- **YOUR TASK**:
Return all lines from the listing below in which the string "sales" occurs.

===

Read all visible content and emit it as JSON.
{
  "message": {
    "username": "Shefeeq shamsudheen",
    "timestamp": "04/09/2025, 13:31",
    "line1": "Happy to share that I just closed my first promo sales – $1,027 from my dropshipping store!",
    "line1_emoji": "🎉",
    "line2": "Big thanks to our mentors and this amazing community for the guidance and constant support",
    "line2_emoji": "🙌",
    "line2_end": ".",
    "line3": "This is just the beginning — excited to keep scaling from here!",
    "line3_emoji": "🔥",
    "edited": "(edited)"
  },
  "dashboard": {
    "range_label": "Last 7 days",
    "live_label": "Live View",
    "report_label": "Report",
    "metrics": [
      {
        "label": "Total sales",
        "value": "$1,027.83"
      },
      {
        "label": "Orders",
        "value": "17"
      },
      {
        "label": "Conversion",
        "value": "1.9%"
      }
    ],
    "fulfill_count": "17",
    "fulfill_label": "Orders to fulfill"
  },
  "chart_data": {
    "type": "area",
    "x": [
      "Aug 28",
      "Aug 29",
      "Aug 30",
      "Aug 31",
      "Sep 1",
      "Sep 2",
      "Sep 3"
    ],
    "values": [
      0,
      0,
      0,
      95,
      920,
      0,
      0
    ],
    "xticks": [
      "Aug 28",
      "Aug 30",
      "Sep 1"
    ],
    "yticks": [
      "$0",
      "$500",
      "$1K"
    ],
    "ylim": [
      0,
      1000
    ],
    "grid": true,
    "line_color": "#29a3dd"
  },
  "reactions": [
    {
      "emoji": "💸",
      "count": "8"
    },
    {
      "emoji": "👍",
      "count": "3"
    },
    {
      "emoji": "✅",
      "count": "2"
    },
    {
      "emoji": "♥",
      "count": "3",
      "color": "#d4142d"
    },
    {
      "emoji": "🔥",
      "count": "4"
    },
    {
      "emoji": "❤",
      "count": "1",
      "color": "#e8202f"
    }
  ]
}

===

- **SOLUTION BELOW**:
    "line1": "Happy to share that I just closed my first promo sales – $1,027 from my dropshipping store!",
        "label": "Total sales",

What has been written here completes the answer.